>> start ITEMS

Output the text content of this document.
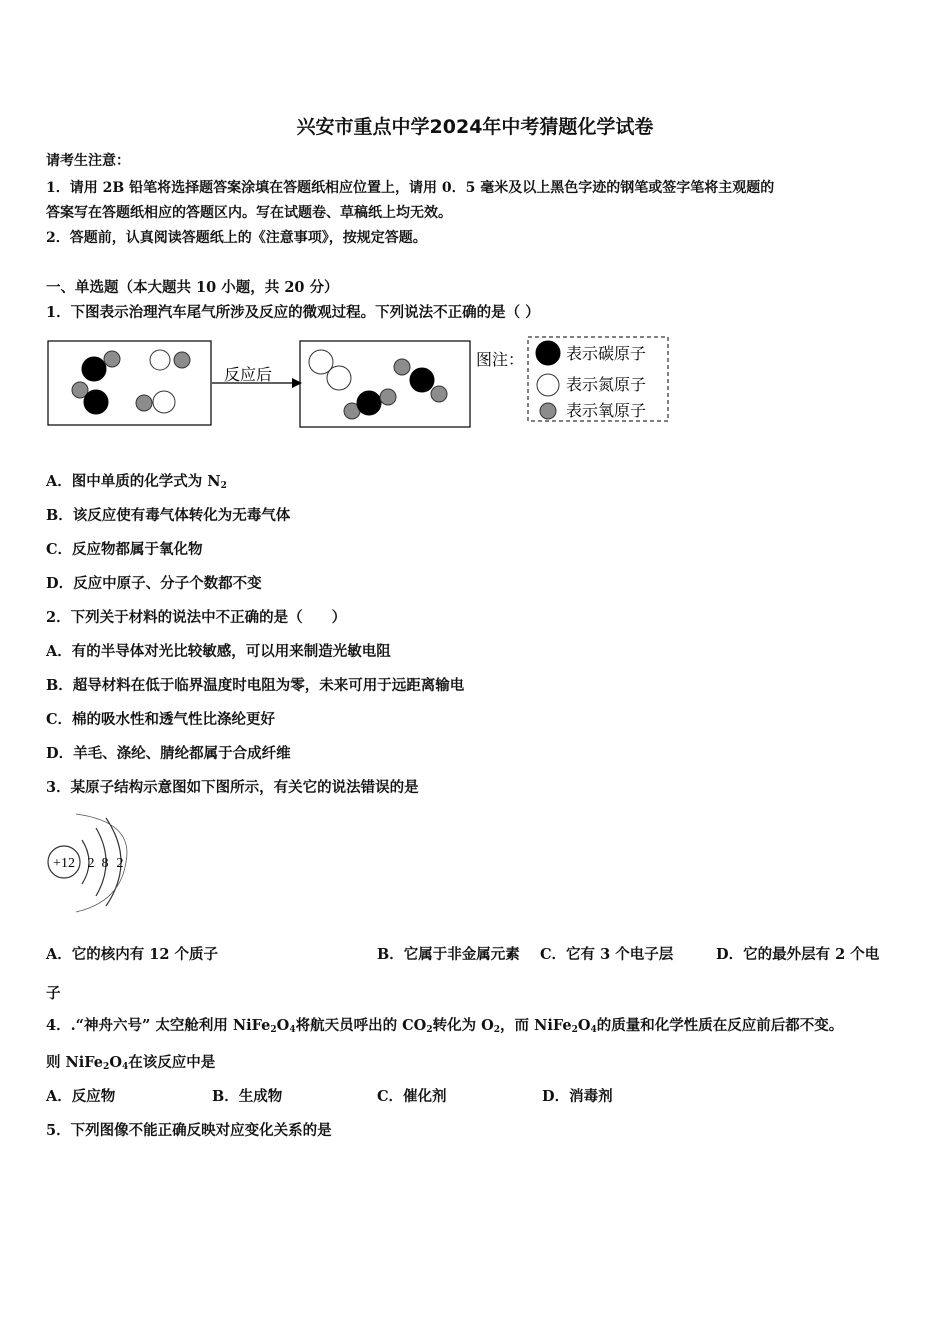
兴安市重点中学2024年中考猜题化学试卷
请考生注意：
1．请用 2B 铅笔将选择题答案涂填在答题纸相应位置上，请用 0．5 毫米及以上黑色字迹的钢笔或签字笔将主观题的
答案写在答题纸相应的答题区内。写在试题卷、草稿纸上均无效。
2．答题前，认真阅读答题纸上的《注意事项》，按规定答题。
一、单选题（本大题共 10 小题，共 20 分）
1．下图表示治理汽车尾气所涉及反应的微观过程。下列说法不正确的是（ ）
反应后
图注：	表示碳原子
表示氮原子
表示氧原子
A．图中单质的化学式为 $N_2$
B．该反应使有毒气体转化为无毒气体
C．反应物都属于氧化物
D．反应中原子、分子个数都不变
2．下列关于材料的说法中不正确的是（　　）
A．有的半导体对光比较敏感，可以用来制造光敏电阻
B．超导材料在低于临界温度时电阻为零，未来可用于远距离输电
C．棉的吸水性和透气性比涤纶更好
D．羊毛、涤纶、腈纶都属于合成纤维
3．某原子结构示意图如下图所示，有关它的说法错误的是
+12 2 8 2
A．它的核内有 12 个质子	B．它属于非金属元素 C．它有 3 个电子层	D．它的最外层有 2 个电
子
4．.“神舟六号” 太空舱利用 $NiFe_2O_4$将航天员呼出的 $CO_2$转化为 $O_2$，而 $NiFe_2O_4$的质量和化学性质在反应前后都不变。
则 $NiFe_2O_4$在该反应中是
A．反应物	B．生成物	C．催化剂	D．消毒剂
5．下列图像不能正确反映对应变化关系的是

>> end ITEMS
>> start ITEMS

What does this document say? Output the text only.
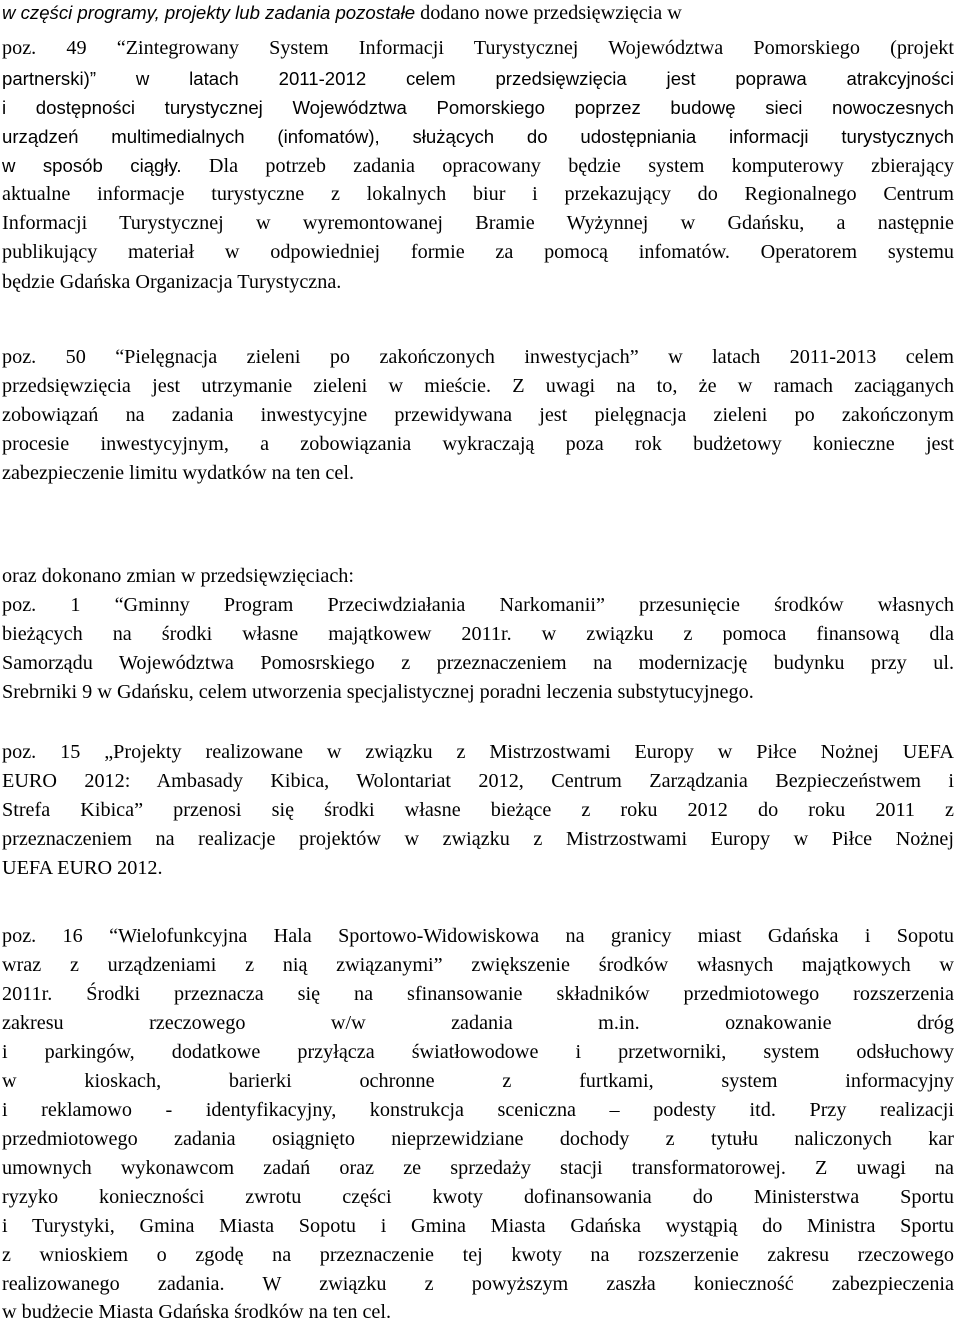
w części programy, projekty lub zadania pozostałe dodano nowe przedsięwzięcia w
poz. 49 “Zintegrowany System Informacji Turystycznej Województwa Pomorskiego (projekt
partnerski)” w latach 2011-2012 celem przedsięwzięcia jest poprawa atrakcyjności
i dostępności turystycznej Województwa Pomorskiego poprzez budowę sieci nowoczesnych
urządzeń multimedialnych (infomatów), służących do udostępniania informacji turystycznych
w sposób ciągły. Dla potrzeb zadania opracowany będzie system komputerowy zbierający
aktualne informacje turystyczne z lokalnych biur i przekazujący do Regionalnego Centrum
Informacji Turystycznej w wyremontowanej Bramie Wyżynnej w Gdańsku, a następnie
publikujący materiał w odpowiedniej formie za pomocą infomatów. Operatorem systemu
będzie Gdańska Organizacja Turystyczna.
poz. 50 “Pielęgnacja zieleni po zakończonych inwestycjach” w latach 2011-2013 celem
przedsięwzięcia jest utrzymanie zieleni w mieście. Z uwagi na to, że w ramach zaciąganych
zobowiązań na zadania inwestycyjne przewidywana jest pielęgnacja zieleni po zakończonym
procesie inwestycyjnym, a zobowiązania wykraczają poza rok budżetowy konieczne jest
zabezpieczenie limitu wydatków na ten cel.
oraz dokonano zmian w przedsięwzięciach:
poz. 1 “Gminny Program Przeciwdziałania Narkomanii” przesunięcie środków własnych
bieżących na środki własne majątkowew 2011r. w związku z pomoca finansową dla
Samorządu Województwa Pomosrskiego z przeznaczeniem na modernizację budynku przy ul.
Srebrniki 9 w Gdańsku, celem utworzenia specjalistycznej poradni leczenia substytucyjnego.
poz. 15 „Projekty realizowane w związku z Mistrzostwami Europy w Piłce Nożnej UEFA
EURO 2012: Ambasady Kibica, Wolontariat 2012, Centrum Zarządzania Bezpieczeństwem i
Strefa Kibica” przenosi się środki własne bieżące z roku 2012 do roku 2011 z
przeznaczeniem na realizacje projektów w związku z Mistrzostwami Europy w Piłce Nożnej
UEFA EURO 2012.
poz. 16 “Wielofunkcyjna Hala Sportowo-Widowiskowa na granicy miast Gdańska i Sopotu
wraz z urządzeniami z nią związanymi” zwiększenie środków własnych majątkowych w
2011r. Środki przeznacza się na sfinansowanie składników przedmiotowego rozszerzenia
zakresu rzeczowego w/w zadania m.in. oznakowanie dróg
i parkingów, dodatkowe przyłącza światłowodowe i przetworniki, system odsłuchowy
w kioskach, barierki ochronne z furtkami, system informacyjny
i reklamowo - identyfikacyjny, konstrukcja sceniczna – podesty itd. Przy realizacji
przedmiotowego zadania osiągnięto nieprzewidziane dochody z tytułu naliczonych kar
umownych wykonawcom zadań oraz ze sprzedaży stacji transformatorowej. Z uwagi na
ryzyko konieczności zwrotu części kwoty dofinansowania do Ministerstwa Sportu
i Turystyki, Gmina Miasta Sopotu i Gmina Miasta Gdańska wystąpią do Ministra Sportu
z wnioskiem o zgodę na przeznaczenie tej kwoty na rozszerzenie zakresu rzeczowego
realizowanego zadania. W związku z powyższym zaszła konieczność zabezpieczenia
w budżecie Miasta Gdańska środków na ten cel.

>> end ITEMS

* _WHAT YOU SHOULD DO_
Lines containing the string "Europy" are to be selected and copied.

* _FINAL RESULT_
poz. 15 „Projekty realizowane w związku z Mistrzostwami Europy w Piłce Nożnej UEFA
przeznaczeniem na realizacje projektów w związku z Mistrzostwami Europy w Piłce Nożnej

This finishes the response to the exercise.